## Job
Find the lines holding the word "affairs" and collect them.

## Information shown
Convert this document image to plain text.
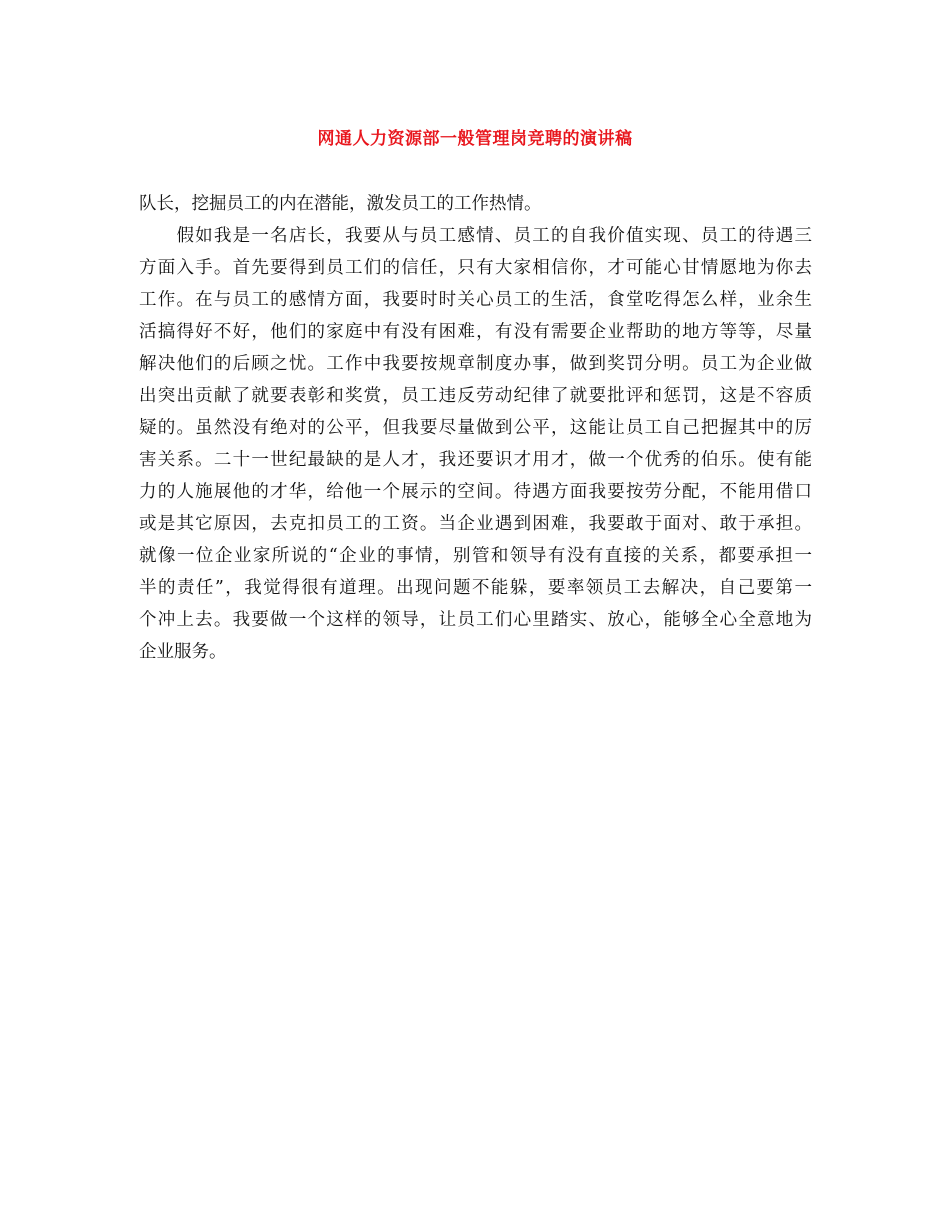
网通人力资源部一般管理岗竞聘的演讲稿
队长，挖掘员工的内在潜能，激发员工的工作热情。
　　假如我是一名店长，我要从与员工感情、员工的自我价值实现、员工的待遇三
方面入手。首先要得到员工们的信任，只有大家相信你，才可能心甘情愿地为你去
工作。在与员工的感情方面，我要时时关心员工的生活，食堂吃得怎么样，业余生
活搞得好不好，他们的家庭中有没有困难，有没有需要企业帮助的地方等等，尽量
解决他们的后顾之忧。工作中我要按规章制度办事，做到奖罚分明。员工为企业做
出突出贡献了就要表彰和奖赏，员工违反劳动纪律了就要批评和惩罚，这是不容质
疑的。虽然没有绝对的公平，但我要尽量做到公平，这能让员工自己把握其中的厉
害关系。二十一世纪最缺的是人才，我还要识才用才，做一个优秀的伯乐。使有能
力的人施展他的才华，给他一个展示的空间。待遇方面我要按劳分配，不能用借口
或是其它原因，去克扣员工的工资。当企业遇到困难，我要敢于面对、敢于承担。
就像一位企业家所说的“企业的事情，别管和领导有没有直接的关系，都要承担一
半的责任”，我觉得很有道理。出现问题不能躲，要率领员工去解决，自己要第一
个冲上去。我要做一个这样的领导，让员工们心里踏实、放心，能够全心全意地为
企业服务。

...

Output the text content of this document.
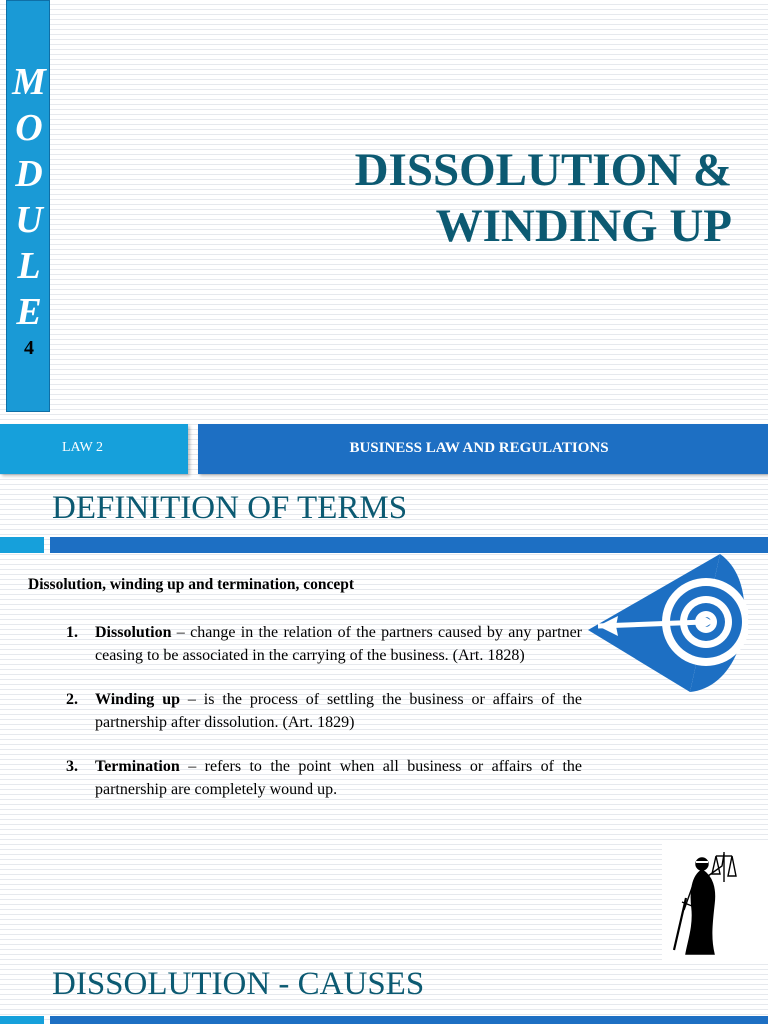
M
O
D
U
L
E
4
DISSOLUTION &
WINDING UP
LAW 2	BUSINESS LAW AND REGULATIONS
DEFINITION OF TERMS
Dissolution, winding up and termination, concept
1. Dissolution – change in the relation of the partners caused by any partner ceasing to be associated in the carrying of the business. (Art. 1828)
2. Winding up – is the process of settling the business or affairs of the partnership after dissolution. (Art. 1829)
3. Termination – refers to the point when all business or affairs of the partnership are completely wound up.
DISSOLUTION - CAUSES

## Result for this exercise
2. Winding up – is the process of settling the business or affairs of the partnership after dissolution. (Art. 1829)
3. Termination – refers to the point when all business or affairs of the partnership are completely wound up.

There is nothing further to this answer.